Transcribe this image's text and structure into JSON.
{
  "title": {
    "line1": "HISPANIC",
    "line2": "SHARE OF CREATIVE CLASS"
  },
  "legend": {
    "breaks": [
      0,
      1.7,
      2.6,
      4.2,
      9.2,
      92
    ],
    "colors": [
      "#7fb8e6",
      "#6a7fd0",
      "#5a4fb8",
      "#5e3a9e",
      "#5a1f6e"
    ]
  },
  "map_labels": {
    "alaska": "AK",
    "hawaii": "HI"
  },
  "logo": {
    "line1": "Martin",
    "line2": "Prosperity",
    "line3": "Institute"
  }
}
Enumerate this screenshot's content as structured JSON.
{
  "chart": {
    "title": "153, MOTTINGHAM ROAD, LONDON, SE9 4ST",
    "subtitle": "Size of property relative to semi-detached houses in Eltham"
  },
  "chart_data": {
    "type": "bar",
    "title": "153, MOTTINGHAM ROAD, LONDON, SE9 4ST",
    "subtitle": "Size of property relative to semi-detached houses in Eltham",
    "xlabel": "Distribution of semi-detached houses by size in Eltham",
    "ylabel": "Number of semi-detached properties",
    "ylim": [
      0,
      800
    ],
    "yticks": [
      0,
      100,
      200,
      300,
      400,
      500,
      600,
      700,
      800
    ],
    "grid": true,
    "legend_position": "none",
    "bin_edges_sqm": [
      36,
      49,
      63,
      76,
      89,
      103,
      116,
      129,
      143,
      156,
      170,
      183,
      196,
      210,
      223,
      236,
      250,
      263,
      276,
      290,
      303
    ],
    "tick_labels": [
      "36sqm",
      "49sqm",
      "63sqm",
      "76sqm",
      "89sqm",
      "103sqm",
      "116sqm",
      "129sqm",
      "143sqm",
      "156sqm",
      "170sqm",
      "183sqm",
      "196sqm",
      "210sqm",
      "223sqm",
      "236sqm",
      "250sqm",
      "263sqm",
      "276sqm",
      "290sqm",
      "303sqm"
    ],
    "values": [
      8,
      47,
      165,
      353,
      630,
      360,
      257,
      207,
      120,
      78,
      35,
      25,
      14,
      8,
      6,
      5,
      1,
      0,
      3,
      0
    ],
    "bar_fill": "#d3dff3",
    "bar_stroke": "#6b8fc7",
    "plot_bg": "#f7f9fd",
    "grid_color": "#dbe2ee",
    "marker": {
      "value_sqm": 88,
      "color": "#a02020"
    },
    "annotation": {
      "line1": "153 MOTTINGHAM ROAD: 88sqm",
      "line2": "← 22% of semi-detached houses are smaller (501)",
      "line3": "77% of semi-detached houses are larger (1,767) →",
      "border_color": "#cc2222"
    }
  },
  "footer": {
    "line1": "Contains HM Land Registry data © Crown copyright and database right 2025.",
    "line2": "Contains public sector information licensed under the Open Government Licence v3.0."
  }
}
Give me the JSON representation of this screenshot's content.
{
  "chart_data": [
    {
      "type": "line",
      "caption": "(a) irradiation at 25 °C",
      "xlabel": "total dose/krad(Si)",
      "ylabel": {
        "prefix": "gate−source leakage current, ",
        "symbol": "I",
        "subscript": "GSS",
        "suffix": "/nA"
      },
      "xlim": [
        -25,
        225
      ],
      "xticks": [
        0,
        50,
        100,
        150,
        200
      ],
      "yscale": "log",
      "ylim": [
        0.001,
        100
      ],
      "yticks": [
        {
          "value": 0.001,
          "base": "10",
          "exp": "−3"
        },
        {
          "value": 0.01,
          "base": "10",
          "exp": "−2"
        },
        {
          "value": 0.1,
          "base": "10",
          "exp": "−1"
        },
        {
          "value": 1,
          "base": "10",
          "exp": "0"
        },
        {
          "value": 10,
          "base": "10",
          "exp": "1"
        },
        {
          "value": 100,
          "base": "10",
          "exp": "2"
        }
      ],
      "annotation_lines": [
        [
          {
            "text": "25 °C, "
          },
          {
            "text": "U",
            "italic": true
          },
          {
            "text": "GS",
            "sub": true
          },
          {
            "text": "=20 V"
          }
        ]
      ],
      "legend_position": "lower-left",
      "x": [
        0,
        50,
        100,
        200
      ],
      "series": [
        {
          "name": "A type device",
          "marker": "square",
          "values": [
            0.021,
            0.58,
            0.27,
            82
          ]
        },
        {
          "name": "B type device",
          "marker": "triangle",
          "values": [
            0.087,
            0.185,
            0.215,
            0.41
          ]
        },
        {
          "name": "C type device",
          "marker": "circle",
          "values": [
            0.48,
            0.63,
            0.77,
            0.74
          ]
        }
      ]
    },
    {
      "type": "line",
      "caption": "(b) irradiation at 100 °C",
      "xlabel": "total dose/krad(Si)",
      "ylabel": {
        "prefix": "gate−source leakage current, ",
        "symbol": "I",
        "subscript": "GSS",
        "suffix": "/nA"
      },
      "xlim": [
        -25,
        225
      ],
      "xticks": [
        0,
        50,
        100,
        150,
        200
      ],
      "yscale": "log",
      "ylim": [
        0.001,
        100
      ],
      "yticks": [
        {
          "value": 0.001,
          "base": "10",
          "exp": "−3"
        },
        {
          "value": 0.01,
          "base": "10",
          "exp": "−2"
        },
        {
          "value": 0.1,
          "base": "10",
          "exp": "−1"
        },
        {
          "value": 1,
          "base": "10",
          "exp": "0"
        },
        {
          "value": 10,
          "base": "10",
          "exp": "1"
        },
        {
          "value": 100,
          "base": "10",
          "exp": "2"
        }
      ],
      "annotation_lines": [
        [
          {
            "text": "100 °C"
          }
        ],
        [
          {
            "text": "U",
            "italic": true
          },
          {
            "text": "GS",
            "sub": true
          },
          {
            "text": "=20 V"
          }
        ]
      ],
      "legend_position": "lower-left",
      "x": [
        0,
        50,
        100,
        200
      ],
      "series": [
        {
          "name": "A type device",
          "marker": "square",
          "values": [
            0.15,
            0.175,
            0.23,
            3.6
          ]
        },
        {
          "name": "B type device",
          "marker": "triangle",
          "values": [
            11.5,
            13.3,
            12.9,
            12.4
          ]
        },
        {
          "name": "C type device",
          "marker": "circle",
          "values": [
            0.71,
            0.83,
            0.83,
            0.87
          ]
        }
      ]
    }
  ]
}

·····

** PROBLEM DESCRIPTION **
Please quote every record above exactly as it appears.

** CORRECT ANSWER **
Transcribe this image's text and structure into JSON.
{
  "title": {
    "line1": "HISPANIC",
    "line2": "SHARE OF CREATIVE CLASS"
  },
  "legend": {
    "breaks": [
      0,
      1.7,
      2.6,
      4.2,
      9.2,
      92
    ],
    "colors": [
      "#7fb8e6",
      "#6a7fd0",
      "#5a4fb8",
      "#5e3a9e",
      "#5a1f6e"
    ]
  },
  "map_labels": {
    "alaska": "AK",
    "hawaii": "HI"
  },
  "logo": {
    "line1": "Martin",
    "line2": "Prosperity",
    "line3": "Institute"
  }
}
Enumerate this screenshot's content as structured JSON.
{
  "chart": {
    "title": "153, MOTTINGHAM ROAD, LONDON, SE9 4ST",
    "subtitle": "Size of property relative to semi-detached houses in Eltham"
  },
  "chart_data": {
    "type": "bar",
    "title": "153, MOTTINGHAM ROAD, LONDON, SE9 4ST",
    "subtitle": "Size of property relative to semi-detached houses in Eltham",
    "xlabel": "Distribution of semi-detached houses by size in Eltham",
    "ylabel": "Number of semi-detached properties",
    "ylim": [
      0,
      800
    ],
    "yticks": [
      0,
      100,
      200,
      300,
      400,
      500,
      600,
      700,
      800
    ],
    "grid": true,
    "legend_position": "none",
    "bin_edges_sqm": [
      36,
      49,
      63,
      76,
      89,
      103,
      116,
      129,
      143,
      156,
      170,
      183,
      196,
      210,
      223,
      236,
      250,
      263,
      276,
      290,
      303
    ],
    "tick_labels": [
      "36sqm",
      "49sqm",
      "63sqm",
      "76sqm",
      "89sqm",
      "103sqm",
      "116sqm",
      "129sqm",
      "143sqm",
      "156sqm",
      "170sqm",
      "183sqm",
      "196sqm",
      "210sqm",
      "223sqm",
      "236sqm",
      "250sqm",
      "263sqm",
      "276sqm",
      "290sqm",
      "303sqm"
    ],
    "values": [
      8,
      47,
      165,
      353,
      630,
      360,
      257,
      207,
      120,
      78,
      35,
      25,
      14,
      8,
      6,
      5,
      1,
      0,
      3,
      0
    ],
    "bar_fill": "#d3dff3",
    "bar_stroke": "#6b8fc7",
    "plot_bg": "#f7f9fd",
    "grid_color": "#dbe2ee",
    "marker": {
      "value_sqm": 88,
      "color": "#a02020"
    },
    "annotation": {
      "line1": "153 MOTTINGHAM ROAD: 88sqm",
      "line2": "← 22% of semi-detached houses are smaller (501)",
      "line3": "77% of semi-detached houses are larger (1,767) →",
      "border_color": "#cc2222"
    }
  },
  "footer": {
    "line1": "Contains HM Land Registry data © Crown copyright and database right 2025.",
    "line2": "Contains public sector information licensed under the Open Government Licence v3.0."
  }
}
Give me the JSON representation of this screenshot's content.
{
  "chart_data": [
    {
      "type": "line",
      "caption": "(a) irradiation at 25 °C",
      "xlabel": "total dose/krad(Si)",
      "ylabel": {
        "prefix": "gate−source leakage current, ",
        "symbol": "I",
        "subscript": "GSS",
        "suffix": "/nA"
      },
      "xlim": [
        -25,
        225
      ],
      "xticks": [
        0,
        50,
        100,
        150,
        200
      ],
      "yscale": "log",
      "ylim": [
        0.001,
        100
      ],
      "yticks": [
        {
          "value": 0.001,
          "base": "10",
          "exp": "−3"
        },
        {
          "value": 0.01,
          "base": "10",
          "exp": "−2"
        },
        {
          "value": 0.1,
          "base": "10",
          "exp": "−1"
        },
        {
          "value": 1,
          "base": "10",
          "exp": "0"
        },
        {
          "value": 10,
          "base": "10",
          "exp": "1"
        },
        {
          "value": 100,
          "base": "10",
          "exp": "2"
        }
      ],
      "annotation_lines": [
        [
          {
            "text": "25 °C, "
          },
          {
            "text": "U",
            "italic": true
          },
          {
            "text": "GS",
            "sub": true
          },
          {
            "text": "=20 V"
          }
        ]
      ],
      "legend_position": "lower-left",
      "x": [
        0,
        50,
        100,
        200
      ],
      "series": [
        {
          "name": "A type device",
          "marker": "square",
          "values": [
            0.021,
            0.58,
            0.27,
            82
          ]
        },
        {
          "name": "B type device",
          "marker": "triangle",
          "values": [
            0.087,
            0.185,
            0.215,
            0.41
          ]
        },
        {
          "name": "C type device",
          "marker": "circle",
          "values": [
            0.48,
            0.63,
            0.77,
            0.74
          ]
        }
      ]
    },
    {
      "type": "line",
      "caption": "(b) irradiation at 100 °C",
      "xlabel": "total dose/krad(Si)",
      "ylabel": {
        "prefix": "gate−source leakage current, ",
        "symbol": "I",
        "subscript": "GSS",
        "suffix": "/nA"
      },
      "xlim": [
        -25,
        225
      ],
      "xticks": [
        0,
        50,
        100,
        150,
        200
      ],
      "yscale": "log",
      "ylim": [
        0.001,
        100
      ],
      "yticks": [
        {
          "value": 0.001,
          "base": "10",
          "exp": "−3"
        },
        {
          "value": 0.01,
          "base": "10",
          "exp": "−2"
        },
        {
          "value": 0.1,
          "base": "10",
          "exp": "−1"
        },
        {
          "value": 1,
          "base": "10",
          "exp": "0"
        },
        {
          "value": 10,
          "base": "10",
          "exp": "1"
        },
        {
          "value": 100,
          "base": "10",
          "exp": "2"
        }
      ],
      "annotation_lines": [
        [
          {
            "text": "100 °C"
          }
        ],
        [
          {
            "text": "U",
            "italic": true
          },
          {
            "text": "GS",
            "sub": true
          },
          {
            "text": "=20 V"
          }
        ]
      ],
      "legend_position": "lower-left",
      "x": [
        0,
        50,
        100,
        200
      ],
      "series": [
        {
          "name": "A type device",
          "marker": "square",
          "values": [
            0.15,
            0.175,
            0.23,
            3.6
          ]
        },
        {
          "name": "B type device",
          "marker": "triangle",
          "values": [
            11.5,
            13.3,
            12.9,
            12.4
          ]
        },
        {
          "name": "C type device",
          "marker": "circle",
          "values": [
            0.71,
            0.83,
            0.83,
            0.87
          ]
        }
      ]
    }
  ]
}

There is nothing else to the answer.